Quote all of the data below exactly, please.

> **Items from a data source**:
= = = = = = =

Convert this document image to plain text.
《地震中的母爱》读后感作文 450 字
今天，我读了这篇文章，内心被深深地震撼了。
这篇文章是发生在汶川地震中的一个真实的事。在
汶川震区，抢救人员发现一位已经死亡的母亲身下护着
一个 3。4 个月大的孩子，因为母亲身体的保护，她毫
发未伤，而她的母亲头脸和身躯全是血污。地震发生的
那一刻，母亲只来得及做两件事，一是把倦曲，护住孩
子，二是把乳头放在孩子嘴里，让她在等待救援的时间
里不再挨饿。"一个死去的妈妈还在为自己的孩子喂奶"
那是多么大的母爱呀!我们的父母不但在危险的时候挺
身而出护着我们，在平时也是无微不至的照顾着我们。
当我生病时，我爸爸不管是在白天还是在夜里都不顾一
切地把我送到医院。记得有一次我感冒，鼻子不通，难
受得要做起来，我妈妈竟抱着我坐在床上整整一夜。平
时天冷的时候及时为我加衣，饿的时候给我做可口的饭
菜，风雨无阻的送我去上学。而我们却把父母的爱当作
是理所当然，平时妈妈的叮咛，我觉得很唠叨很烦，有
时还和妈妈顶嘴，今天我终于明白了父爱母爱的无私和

= = = = = = =

> **REPLY TO THE TASK**:
Convert this document image to plain text.
《地震中的母爱》读后感作文 450 字
今天，我读了这篇文章，内心被深深地震撼了。
这篇文章是发生在汶川地震中的一个真实的事。在
汶川震区，抢救人员发现一位已经死亡的母亲身下护着
一个 3。4 个月大的孩子，因为母亲身体的保护，她毫
发未伤，而她的母亲头脸和身躯全是血污。地震发生的
那一刻，母亲只来得及做两件事，一是把倦曲，护住孩
子，二是把乳头放在孩子嘴里，让她在等待救援的时间
里不再挨饿。"一个死去的妈妈还在为自己的孩子喂奶"
那是多么大的母爱呀!我们的父母不但在危险的时候挺
身而出护着我们，在平时也是无微不至的照顾着我们。
当我生病时，我爸爸不管是在白天还是在夜里都不顾一
切地把我送到医院。记得有一次我感冒，鼻子不通，难
受得要做起来，我妈妈竟抱着我坐在床上整整一夜。平
时天冷的时候及时为我加衣，饿的时候给我做可口的饭
菜，风雨无阻的送我去上学。而我们却把父母的爱当作
是理所当然，平时妈妈的叮咛，我觉得很唠叨很烦，有
时还和妈妈顶嘴，今天我终于明白了父爱母爱的无私和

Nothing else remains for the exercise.